→ THE REQUEST
Set down all of the data exactly as it appears.

-------

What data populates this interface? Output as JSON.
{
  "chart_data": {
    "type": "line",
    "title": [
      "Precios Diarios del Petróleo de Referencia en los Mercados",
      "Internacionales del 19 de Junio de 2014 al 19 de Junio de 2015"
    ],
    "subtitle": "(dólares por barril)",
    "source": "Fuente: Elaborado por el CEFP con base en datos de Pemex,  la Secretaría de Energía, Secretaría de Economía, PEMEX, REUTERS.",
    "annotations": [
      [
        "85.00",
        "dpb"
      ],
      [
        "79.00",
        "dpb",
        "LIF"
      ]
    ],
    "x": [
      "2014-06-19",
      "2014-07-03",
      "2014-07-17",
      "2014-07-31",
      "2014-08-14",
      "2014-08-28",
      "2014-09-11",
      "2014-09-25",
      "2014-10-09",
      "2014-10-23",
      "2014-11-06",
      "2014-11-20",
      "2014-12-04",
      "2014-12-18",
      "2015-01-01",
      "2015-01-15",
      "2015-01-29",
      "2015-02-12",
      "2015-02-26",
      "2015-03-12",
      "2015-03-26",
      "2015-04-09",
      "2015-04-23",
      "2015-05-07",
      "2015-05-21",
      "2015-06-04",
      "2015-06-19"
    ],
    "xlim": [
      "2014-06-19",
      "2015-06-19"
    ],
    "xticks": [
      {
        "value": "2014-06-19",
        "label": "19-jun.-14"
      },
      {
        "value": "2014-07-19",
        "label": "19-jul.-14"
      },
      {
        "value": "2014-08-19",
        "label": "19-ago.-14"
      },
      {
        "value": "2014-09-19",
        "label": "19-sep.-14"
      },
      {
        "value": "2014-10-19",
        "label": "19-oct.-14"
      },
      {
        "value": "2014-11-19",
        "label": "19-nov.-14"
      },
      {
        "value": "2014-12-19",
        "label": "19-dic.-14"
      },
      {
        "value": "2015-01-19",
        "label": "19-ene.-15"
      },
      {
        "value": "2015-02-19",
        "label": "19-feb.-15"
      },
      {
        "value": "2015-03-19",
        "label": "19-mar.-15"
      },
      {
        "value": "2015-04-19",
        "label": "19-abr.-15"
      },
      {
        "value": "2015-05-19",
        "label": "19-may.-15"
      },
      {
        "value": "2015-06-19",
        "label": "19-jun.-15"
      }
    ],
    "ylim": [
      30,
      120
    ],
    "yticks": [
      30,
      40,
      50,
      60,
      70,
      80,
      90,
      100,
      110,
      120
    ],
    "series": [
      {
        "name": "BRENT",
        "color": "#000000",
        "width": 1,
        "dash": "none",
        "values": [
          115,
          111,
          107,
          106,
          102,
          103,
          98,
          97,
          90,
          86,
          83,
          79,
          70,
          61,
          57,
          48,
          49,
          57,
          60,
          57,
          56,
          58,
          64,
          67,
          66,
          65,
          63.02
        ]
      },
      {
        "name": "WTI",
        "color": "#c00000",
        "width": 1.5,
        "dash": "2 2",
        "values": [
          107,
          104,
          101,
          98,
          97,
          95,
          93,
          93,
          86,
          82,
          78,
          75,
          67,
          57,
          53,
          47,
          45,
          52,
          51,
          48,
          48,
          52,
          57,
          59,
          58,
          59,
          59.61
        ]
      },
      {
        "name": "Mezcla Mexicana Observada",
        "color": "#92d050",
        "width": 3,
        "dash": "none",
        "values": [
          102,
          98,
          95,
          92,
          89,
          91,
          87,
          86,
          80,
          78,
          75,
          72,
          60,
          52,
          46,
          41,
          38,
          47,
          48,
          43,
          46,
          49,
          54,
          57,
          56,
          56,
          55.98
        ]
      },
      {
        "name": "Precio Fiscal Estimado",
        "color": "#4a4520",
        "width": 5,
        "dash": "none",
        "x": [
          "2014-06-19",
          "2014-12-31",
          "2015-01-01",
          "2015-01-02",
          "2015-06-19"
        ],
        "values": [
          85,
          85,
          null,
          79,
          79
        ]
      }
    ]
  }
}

-------

→ OUTPUT OF THE EXERCISE
What data populates this interface? Output as JSON.
{
  "chart_data": {
    "type": "line",
    "title": [
      "Precios Diarios del Petróleo de Referencia en los Mercados",
      "Internacionales del 19 de Junio de 2014 al 19 de Junio de 2015"
    ],
    "subtitle": "(dólares por barril)",
    "source": "Fuente: Elaborado por el CEFP con base en datos de Pemex,  la Secretaría de Energía, Secretaría de Economía, PEMEX, REUTERS.",
    "annotations": [
      [
        "85.00",
        "dpb"
      ],
      [
        "79.00",
        "dpb",
        "LIF"
      ]
    ],
    "x": [
      "2014-06-19",
      "2014-07-03",
      "2014-07-17",
      "2014-07-31",
      "2014-08-14",
      "2014-08-28",
      "2014-09-11",
      "2014-09-25",
      "2014-10-09",
      "2014-10-23",
      "2014-11-06",
      "2014-11-20",
      "2014-12-04",
      "2014-12-18",
      "2015-01-01",
      "2015-01-15",
      "2015-01-29",
      "2015-02-12",
      "2015-02-26",
      "2015-03-12",
      "2015-03-26",
      "2015-04-09",
      "2015-04-23",
      "2015-05-07",
      "2015-05-21",
      "2015-06-04",
      "2015-06-19"
    ],
    "xlim": [
      "2014-06-19",
      "2015-06-19"
    ],
    "xticks": [
      {
        "value": "2014-06-19",
        "label": "19-jun.-14"
      },
      {
        "value": "2014-07-19",
        "label": "19-jul.-14"
      },
      {
        "value": "2014-08-19",
        "label": "19-ago.-14"
      },
      {
        "value": "2014-09-19",
        "label": "19-sep.-14"
      },
      {
        "value": "2014-10-19",
        "label": "19-oct.-14"
      },
      {
        "value": "2014-11-19",
        "label": "19-nov.-14"
      },
      {
        "value": "2014-12-19",
        "label": "19-dic.-14"
      },
      {
        "value": "2015-01-19",
        "label": "19-ene.-15"
      },
      {
        "value": "2015-02-19",
        "label": "19-feb.-15"
      },
      {
        "value": "2015-03-19",
        "label": "19-mar.-15"
      },
      {
        "value": "2015-04-19",
        "label": "19-abr.-15"
      },
      {
        "value": "2015-05-19",
        "label": "19-may.-15"
      },
      {
        "value": "2015-06-19",
        "label": "19-jun.-15"
      }
    ],
    "ylim": [
      30,
      120
    ],
    "yticks": [
      30,
      40,
      50,
      60,
      70,
      80,
      90,
      100,
      110,
      120
    ],
    "series": [
      {
        "name": "BRENT",
        "color": "#000000",
        "width": 1,
        "dash": "none",
        "values": [
          115,
          111,
          107,
          106,
          102,
          103,
          98,
          97,
          90,
          86,
          83,
          79,
          70,
          61,
          57,
          48,
          49,
          57,
          60,
          57,
          56,
          58,
          64,
          67,
          66,
          65,
          63.02
        ]
      },
      {
        "name": "WTI",
        "color": "#c00000",
        "width": 1.5,
        "dash": "2 2",
        "values": [
          107,
          104,
          101,
          98,
          97,
          95,
          93,
          93,
          86,
          82,
          78,
          75,
          67,
          57,
          53,
          47,
          45,
          52,
          51,
          48,
          48,
          52,
          57,
          59,
          58,
          59,
          59.61
        ]
      },
      {
        "name": "Mezcla Mexicana Observada",
        "color": "#92d050",
        "width": 3,
        "dash": "none",
        "values": [
          102,
          98,
          95,
          92,
          89,
          91,
          87,
          86,
          80,
          78,
          75,
          72,
          60,
          52,
          46,
          41,
          38,
          47,
          48,
          43,
          46,
          49,
          54,
          57,
          56,
          56,
          55.98
        ]
      },
      {
        "name": "Precio Fiscal Estimado",
        "color": "#4a4520",
        "width": 5,
        "dash": "none",
        "x": [
          "2014-06-19",
          "2014-12-31",
          "2015-01-01",
          "2015-01-02",
          "2015-06-19"
        ],
        "values": [
          85,
          85,
          null,
          79,
          79
        ]
      }
    ]
  }
}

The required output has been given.